(Entries from a dataset)
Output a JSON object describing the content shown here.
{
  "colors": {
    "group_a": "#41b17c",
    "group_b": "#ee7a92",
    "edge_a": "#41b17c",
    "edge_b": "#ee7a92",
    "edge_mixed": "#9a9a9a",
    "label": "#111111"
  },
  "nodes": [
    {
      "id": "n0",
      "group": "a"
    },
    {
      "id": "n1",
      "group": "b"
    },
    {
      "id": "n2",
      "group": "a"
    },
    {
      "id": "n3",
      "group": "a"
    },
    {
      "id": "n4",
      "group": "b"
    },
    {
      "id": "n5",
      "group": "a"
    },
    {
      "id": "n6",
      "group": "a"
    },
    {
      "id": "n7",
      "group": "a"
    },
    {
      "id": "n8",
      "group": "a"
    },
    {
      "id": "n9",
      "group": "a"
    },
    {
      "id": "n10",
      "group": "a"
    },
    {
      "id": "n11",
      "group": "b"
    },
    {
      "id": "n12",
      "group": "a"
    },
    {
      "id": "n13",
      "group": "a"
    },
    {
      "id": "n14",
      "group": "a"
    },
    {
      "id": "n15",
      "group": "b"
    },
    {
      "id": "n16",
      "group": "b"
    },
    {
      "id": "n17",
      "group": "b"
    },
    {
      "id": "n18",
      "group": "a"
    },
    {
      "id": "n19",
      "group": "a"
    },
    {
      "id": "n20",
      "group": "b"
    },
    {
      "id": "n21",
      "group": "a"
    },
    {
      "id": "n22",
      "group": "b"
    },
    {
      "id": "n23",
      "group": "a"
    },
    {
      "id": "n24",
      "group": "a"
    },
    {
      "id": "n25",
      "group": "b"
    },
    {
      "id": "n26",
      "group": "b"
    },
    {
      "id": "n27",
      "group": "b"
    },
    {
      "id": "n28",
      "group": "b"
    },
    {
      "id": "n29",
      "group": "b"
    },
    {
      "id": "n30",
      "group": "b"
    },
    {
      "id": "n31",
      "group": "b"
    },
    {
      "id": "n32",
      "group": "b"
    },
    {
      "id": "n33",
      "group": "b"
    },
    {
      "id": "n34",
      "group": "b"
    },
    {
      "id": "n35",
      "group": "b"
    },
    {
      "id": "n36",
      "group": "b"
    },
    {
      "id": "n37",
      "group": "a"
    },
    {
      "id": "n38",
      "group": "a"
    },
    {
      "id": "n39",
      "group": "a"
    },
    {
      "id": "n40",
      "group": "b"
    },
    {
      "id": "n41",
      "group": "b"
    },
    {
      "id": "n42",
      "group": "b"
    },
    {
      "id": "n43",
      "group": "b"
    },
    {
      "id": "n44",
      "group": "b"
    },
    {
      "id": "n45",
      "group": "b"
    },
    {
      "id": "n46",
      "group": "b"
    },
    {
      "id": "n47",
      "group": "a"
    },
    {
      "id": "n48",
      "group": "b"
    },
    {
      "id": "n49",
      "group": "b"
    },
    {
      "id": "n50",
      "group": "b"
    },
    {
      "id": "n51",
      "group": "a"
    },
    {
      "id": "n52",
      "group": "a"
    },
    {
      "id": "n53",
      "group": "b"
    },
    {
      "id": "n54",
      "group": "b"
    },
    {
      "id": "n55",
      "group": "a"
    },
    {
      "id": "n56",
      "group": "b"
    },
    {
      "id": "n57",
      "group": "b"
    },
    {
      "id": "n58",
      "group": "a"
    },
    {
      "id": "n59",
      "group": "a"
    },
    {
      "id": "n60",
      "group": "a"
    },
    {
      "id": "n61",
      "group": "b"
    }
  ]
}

WORK TO BE COMPLETED
All of the entries above need to be reproduced exactly.

RESULT FOR THIS EXERCISE
Output a JSON object describing the content shown here.
{
  "colors": {
    "group_a": "#41b17c",
    "group_b": "#ee7a92",
    "edge_a": "#41b17c",
    "edge_b": "#ee7a92",
    "edge_mixed": "#9a9a9a",
    "label": "#111111"
  },
  "nodes": [
    {
      "id": "n0",
      "group": "a"
    },
    {
      "id": "n1",
      "group": "b"
    },
    {
      "id": "n2",
      "group": "a"
    },
    {
      "id": "n3",
      "group": "a"
    },
    {
      "id": "n4",
      "group": "b"
    },
    {
      "id": "n5",
      "group": "a"
    },
    {
      "id": "n6",
      "group": "a"
    },
    {
      "id": "n7",
      "group": "a"
    },
    {
      "id": "n8",
      "group": "a"
    },
    {
      "id": "n9",
      "group": "a"
    },
    {
      "id": "n10",
      "group": "a"
    },
    {
      "id": "n11",
      "group": "b"
    },
    {
      "id": "n12",
      "group": "a"
    },
    {
      "id": "n13",
      "group": "a"
    },
    {
      "id": "n14",
      "group": "a"
    },
    {
      "id": "n15",
      "group": "b"
    },
    {
      "id": "n16",
      "group": "b"
    },
    {
      "id": "n17",
      "group": "b"
    },
    {
      "id": "n18",
      "group": "a"
    },
    {
      "id": "n19",
      "group": "a"
    },
    {
      "id": "n20",
      "group": "b"
    },
    {
      "id": "n21",
      "group": "a"
    },
    {
      "id": "n22",
      "group": "b"
    },
    {
      "id": "n23",
      "group": "a"
    },
    {
      "id": "n24",
      "group": "a"
    },
    {
      "id": "n25",
      "group": "b"
    },
    {
      "id": "n26",
      "group": "b"
    },
    {
      "id": "n27",
      "group": "b"
    },
    {
      "id": "n28",
      "group": "b"
    },
    {
      "id": "n29",
      "group": "b"
    },
    {
      "id": "n30",
      "group": "b"
    },
    {
      "id": "n31",
      "group": "b"
    },
    {
      "id": "n32",
      "group": "b"
    },
    {
      "id": "n33",
      "group": "b"
    },
    {
      "id": "n34",
      "group": "b"
    },
    {
      "id": "n35",
      "group": "b"
    },
    {
      "id": "n36",
      "group": "b"
    },
    {
      "id": "n37",
      "group": "a"
    },
    {
      "id": "n38",
      "group": "a"
    },
    {
      "id": "n39",
      "group": "a"
    },
    {
      "id": "n40",
      "group": "b"
    },
    {
      "id": "n41",
      "group": "b"
    },
    {
      "id": "n42",
      "group": "b"
    },
    {
      "id": "n43",
      "group": "b"
    },
    {
      "id": "n44",
      "group": "b"
    },
    {
      "id": "n45",
      "group": "b"
    },
    {
      "id": "n46",
      "group": "b"
    },
    {
      "id": "n47",
      "group": "a"
    },
    {
      "id": "n48",
      "group": "b"
    },
    {
      "id": "n49",
      "group": "b"
    },
    {
      "id": "n50",
      "group": "b"
    },
    {
      "id": "n51",
      "group": "a"
    },
    {
      "id": "n52",
      "group": "a"
    },
    {
      "id": "n53",
      "group": "b"
    },
    {
      "id": "n54",
      "group": "b"
    },
    {
      "id": "n55",
      "group": "a"
    },
    {
      "id": "n56",
      "group": "b"
    },
    {
      "id": "n57",
      "group": "b"
    },
    {
      "id": "n58",
      "group": "a"
    },
    {
      "id": "n59",
      "group": "a"
    },
    {
      "id": "n60",
      "group": "a"
    },
    {
      "id": "n61",
      "group": "b"
    }
  ]
}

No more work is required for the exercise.